### Exercise requirements
Restate the data below word for word. Skip any images it contains.

### Records
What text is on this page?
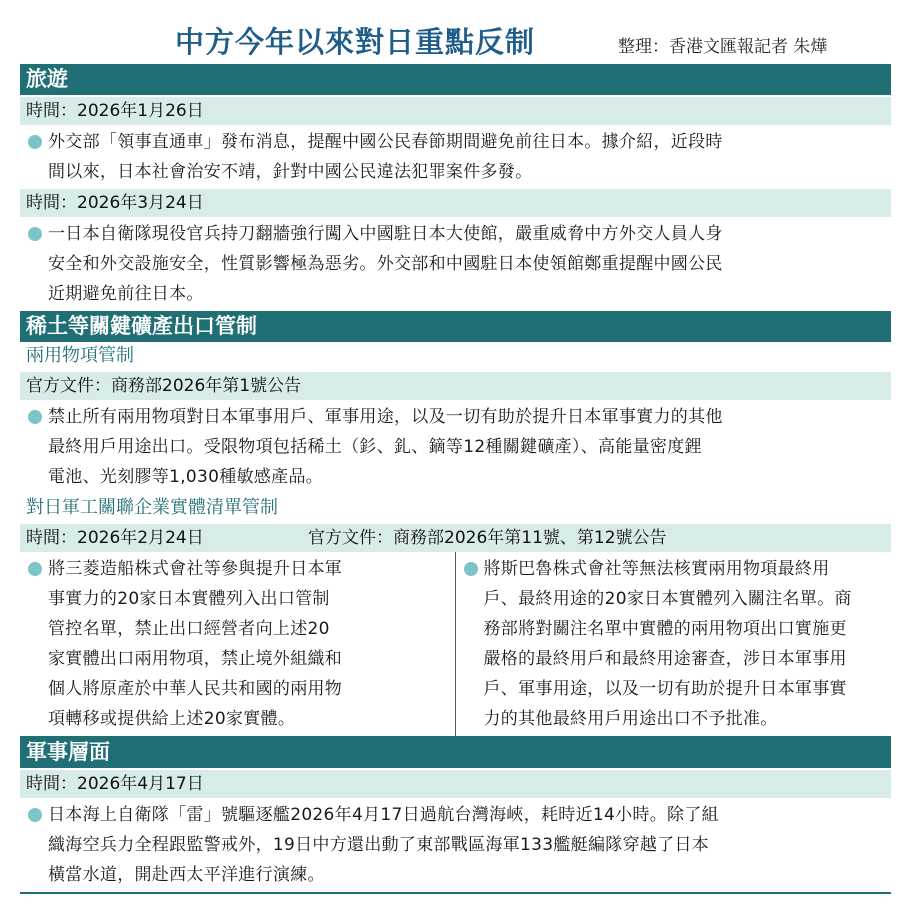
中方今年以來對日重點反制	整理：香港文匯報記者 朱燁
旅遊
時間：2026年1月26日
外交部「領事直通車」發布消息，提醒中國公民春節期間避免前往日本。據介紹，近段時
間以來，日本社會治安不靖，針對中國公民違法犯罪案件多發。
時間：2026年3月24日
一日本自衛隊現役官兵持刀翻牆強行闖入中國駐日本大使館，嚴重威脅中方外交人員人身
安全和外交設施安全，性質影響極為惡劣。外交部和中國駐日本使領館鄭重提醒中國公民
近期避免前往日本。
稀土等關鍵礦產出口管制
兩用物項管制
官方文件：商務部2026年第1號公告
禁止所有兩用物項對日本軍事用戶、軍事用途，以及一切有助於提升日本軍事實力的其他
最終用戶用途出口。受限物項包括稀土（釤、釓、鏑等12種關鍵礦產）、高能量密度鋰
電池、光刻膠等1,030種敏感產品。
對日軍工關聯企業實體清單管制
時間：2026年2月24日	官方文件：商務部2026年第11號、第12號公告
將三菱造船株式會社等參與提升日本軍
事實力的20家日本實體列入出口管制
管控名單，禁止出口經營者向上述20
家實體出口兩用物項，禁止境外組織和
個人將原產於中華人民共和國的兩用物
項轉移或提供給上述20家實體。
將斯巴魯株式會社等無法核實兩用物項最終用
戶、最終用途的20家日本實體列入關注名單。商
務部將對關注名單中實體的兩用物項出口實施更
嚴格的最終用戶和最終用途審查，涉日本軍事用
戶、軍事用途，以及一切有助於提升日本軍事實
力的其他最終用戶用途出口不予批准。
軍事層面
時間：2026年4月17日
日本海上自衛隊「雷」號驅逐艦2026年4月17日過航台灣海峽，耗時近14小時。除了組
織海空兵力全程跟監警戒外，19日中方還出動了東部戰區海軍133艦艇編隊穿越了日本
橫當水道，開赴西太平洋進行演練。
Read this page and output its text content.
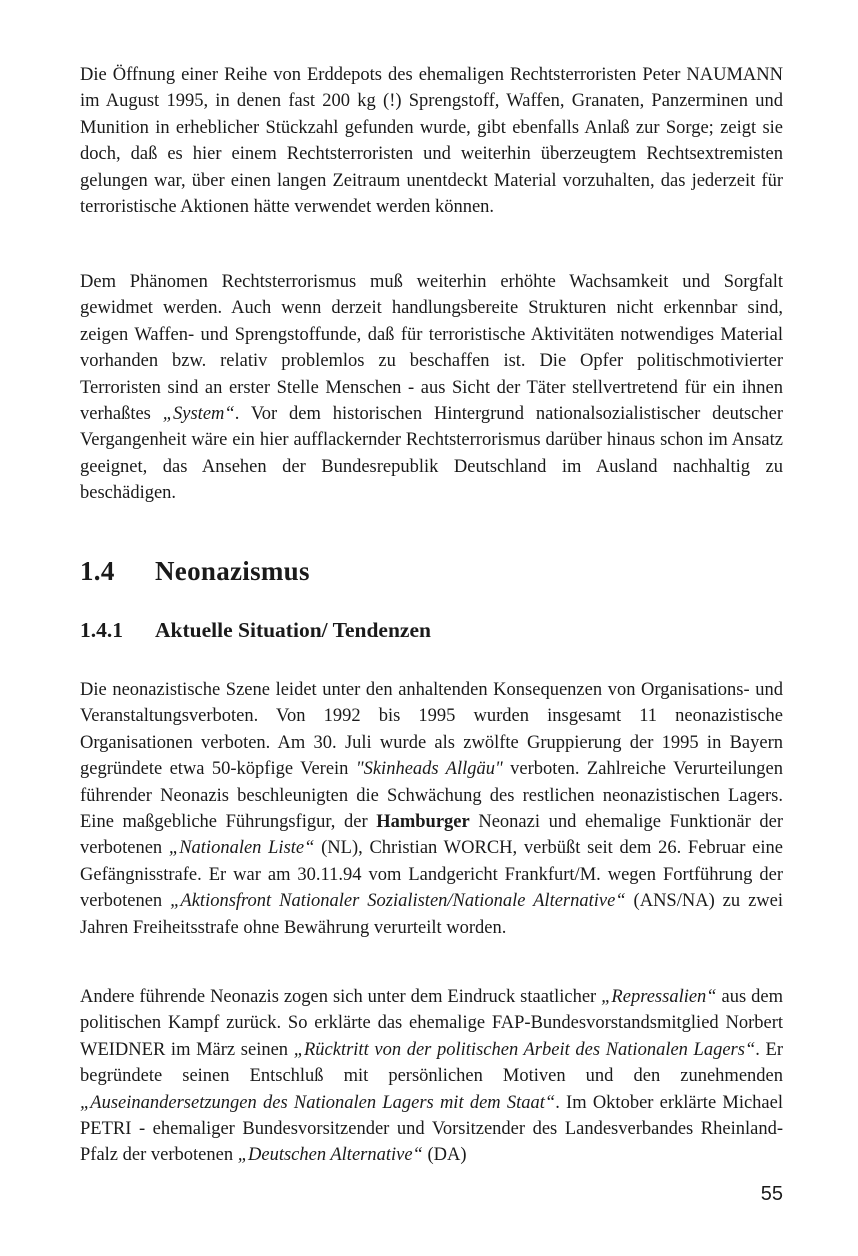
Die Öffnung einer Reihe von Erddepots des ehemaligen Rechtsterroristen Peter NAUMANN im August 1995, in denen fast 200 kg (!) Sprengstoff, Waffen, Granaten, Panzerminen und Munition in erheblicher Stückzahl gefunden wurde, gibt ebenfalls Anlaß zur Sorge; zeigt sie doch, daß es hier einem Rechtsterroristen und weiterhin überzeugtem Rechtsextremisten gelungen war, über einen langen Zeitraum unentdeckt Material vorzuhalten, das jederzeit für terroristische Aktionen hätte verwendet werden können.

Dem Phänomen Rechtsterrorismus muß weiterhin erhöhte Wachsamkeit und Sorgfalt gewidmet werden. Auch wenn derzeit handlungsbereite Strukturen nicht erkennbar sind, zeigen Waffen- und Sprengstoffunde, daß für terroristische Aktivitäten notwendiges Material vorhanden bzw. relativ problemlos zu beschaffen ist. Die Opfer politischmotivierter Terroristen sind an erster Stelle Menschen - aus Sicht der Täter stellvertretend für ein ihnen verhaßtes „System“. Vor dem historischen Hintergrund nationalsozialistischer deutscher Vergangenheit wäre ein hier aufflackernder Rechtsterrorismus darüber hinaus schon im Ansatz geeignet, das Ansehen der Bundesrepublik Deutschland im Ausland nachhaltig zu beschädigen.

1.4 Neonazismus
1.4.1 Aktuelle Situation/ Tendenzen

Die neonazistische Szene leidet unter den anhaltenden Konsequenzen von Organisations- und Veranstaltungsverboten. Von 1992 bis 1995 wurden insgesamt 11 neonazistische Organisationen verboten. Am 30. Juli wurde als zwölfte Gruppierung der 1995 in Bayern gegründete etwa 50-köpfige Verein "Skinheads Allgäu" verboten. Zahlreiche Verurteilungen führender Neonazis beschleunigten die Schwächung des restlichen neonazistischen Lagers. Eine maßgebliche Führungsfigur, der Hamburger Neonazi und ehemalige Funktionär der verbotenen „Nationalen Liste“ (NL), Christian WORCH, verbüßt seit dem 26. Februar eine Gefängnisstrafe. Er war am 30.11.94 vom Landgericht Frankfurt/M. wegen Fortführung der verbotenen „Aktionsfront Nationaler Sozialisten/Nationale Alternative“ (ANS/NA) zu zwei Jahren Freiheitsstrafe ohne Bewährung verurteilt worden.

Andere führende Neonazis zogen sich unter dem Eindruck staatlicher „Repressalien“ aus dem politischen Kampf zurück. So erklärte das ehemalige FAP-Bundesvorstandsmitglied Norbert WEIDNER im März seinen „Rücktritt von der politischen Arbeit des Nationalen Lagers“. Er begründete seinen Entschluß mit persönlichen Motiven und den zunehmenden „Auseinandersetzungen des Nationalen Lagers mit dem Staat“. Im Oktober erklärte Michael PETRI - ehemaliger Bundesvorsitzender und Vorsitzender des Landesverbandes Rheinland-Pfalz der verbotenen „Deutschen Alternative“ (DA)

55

### Expected output
What text is on this page?
中方今年以來對日重點反制	整理：香港文匯報記者 朱燁
旅遊
時間：2026年1月26日
外交部「領事直通車」發布消息，提醒中國公民春節期間避免前往日本。據介紹，近段時
間以來，日本社會治安不靖，針對中國公民違法犯罪案件多發。
時間：2026年3月24日
一日本自衛隊現役官兵持刀翻牆強行闖入中國駐日本大使館，嚴重威脅中方外交人員人身
安全和外交設施安全，性質影響極為惡劣。外交部和中國駐日本使領館鄭重提醒中國公民
近期避免前往日本。
稀土等關鍵礦產出口管制
兩用物項管制
官方文件：商務部2026年第1號公告
禁止所有兩用物項對日本軍事用戶、軍事用途，以及一切有助於提升日本軍事實力的其他
最終用戶用途出口。受限物項包括稀土（釤、釓、鏑等12種關鍵礦產）、高能量密度鋰
電池、光刻膠等1,030種敏感產品。
對日軍工關聯企業實體清單管制
時間：2026年2月24日	官方文件：商務部2026年第11號、第12號公告
將三菱造船株式會社等參與提升日本軍
事實力的20家日本實體列入出口管制
管控名單，禁止出口經營者向上述20
家實體出口兩用物項，禁止境外組織和
個人將原產於中華人民共和國的兩用物
項轉移或提供給上述20家實體。
將斯巴魯株式會社等無法核實兩用物項最終用
戶、最終用途的20家日本實體列入關注名單。商
務部將對關注名單中實體的兩用物項出口實施更
嚴格的最終用戶和最終用途審查，涉日本軍事用
戶、軍事用途，以及一切有助於提升日本軍事實
力的其他最終用戶用途出口不予批准。
軍事層面
時間：2026年4月17日
日本海上自衛隊「雷」號驅逐艦2026年4月17日過航台灣海峽，耗時近14小時。除了組
織海空兵力全程跟監警戒外，19日中方還出動了東部戰區海軍133艦艇編隊穿越了日本
橫當水道，開赴西太平洋進行演練。
Read this page and output its text content.
Die Öffnung einer Reihe von Erddepots des ehemaligen Rechtsterroristen Peter NAUMANN im August 1995, in denen fast 200 kg (!) Sprengstoff, Waffen, Granaten, Panzerminen und Munition in erheblicher Stückzahl gefunden wurde, gibt ebenfalls Anlaß zur Sorge; zeigt sie doch, daß es hier einem Rechtsterroristen und weiterhin überzeugtem Rechtsextremisten gelungen war, über einen langen Zeitraum unentdeckt Material vorzuhalten, das jederzeit für terroristische Aktionen hätte verwendet werden können.

Dem Phänomen Rechtsterrorismus muß weiterhin erhöhte Wachsamkeit und Sorgfalt gewidmet werden. Auch wenn derzeit handlungsbereite Strukturen nicht erkennbar sind, zeigen Waffen- und Sprengstoffunde, daß für terroristische Aktivitäten notwendiges Material vorhanden bzw. relativ problemlos zu beschaffen ist. Die Opfer politischmotivierter Terroristen sind an erster Stelle Menschen - aus Sicht der Täter stellvertretend für ein ihnen verhaßtes „System“. Vor dem historischen Hintergrund nationalsozialistischer deutscher Vergangenheit wäre ein hier aufflackernder Rechtsterrorismus darüber hinaus schon im Ansatz geeignet, das Ansehen der Bundesrepublik Deutschland im Ausland nachhaltig zu beschädigen.

1.4 Neonazismus
1.4.1 Aktuelle Situation/ Tendenzen

Die neonazistische Szene leidet unter den anhaltenden Konsequenzen von Organisations- und Veranstaltungsverboten. Von 1992 bis 1995 wurden insgesamt 11 neonazistische Organisationen verboten. Am 30. Juli wurde als zwölfte Gruppierung der 1995 in Bayern gegründete etwa 50-köpfige Verein "Skinheads Allgäu" verboten. Zahlreiche Verurteilungen führender Neonazis beschleunigten die Schwächung des restlichen neonazistischen Lagers. Eine maßgebliche Führungsfigur, der Hamburger Neonazi und ehemalige Funktionär der verbotenen „Nationalen Liste“ (NL), Christian WORCH, verbüßt seit dem 26. Februar eine Gefängnisstrafe. Er war am 30.11.94 vom Landgericht Frankfurt/M. wegen Fortführung der verbotenen „Aktionsfront Nationaler Sozialisten/Nationale Alternative“ (ANS/NA) zu zwei Jahren Freiheitsstrafe ohne Bewährung verurteilt worden.

Andere führende Neonazis zogen sich unter dem Eindruck staatlicher „Repressalien“ aus dem politischen Kampf zurück. So erklärte das ehemalige FAP-Bundesvorstandsmitglied Norbert WEIDNER im März seinen „Rücktritt von der politischen Arbeit des Nationalen Lagers“. Er begründete seinen Entschluß mit persönlichen Motiven und den zunehmenden „Auseinandersetzungen des Nationalen Lagers mit dem Staat“. Im Oktober erklärte Michael PETRI - ehemaliger Bundesvorsitzender und Vorsitzender des Landesverbandes Rheinland-Pfalz der verbotenen „Deutschen Alternative“ (DA)

55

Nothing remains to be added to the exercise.